=== Task objective ===
Filter the records below for the word "here". Copy each line that holds it.

=== Supplied material ===
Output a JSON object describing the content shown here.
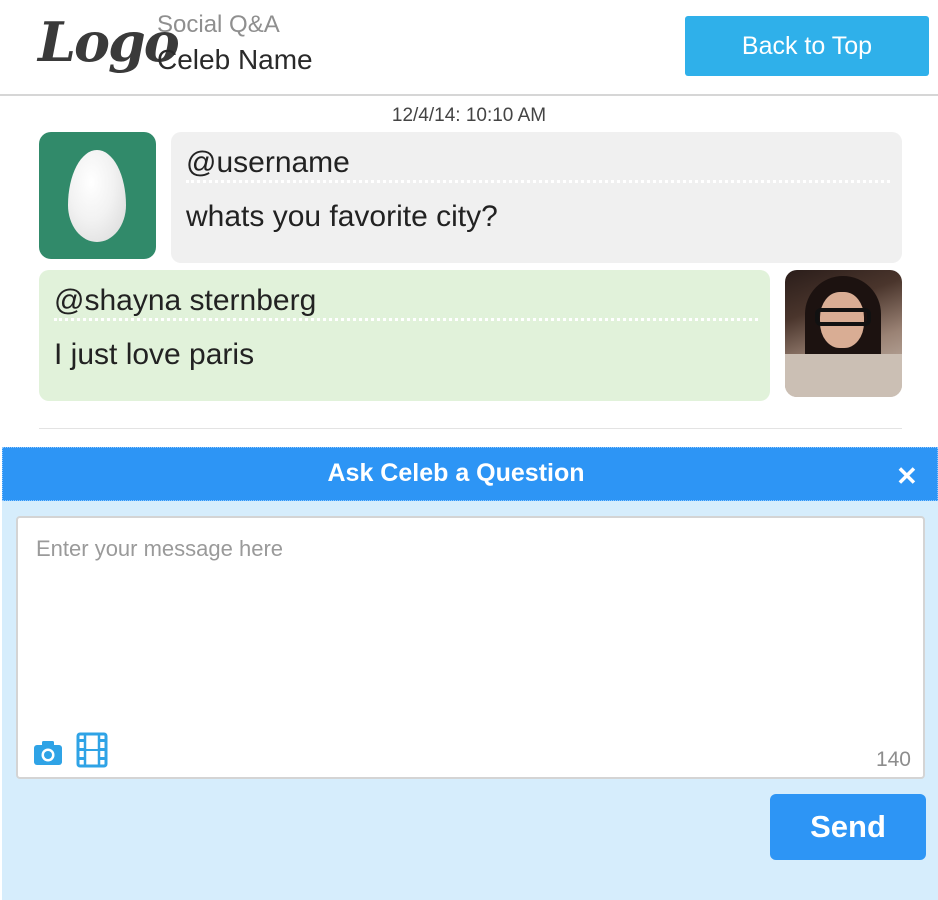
{
  "header": {
    "logo_text": "Logo",
    "subtitle": "Social Q&A",
    "celeb_name": "Celeb Name",
    "back_to_top_label": "Back to Top"
  },
  "conversation": {
    "timestamp": "12/4/14: 10:10 AM",
    "question": {
      "handle": "@username",
      "text": "whats you favorite city?"
    },
    "answer": {
      "handle": "@shayna sternberg",
      "text": "I just love paris"
    }
  },
  "ask_panel": {
    "title": "Ask Celeb a Question",
    "close_icon": "close-icon",
    "message_placeholder": "Enter your message here",
    "char_count": "140",
    "send_label": "Send"
  },
  "colors": {
    "accent": "#2d95f5",
    "back_to_top": "#2fb0ea",
    "question_bubble": "#f0f0f0",
    "answer_bubble": "#e1f2da",
    "panel_bg": "#d6edfc",
    "egg_avatar_bg": "#318a6a"
  },
  "icons": [
    "camera-icon",
    "film-icon",
    "close-icon"
  ]
}
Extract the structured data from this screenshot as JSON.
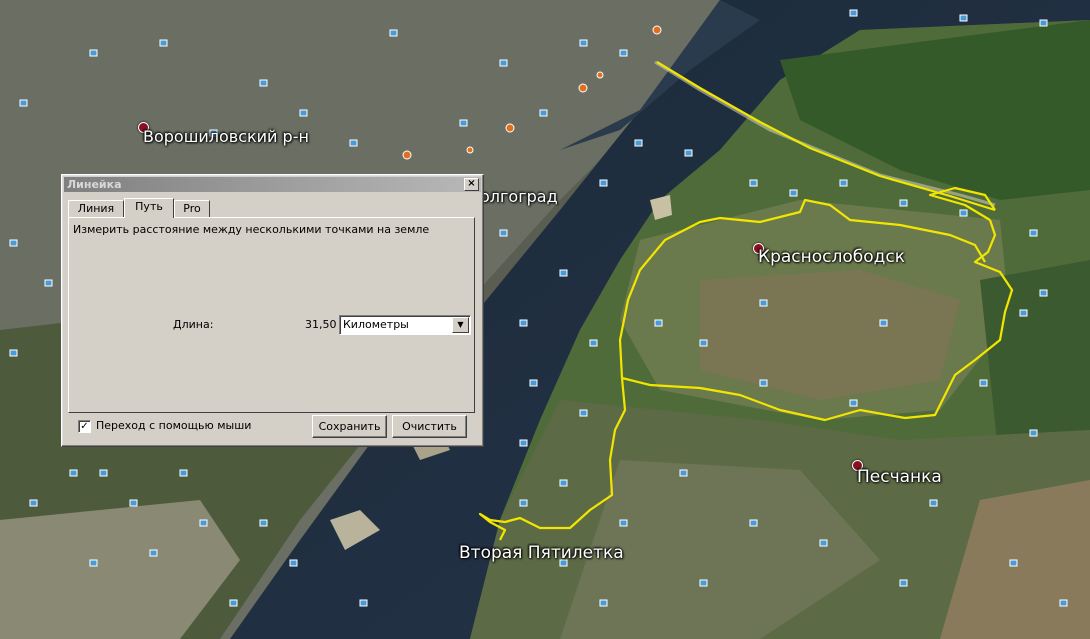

=== The answer ===
Output a JSON object describing the content shown here.
    "message_placeholder": "Enter your message here",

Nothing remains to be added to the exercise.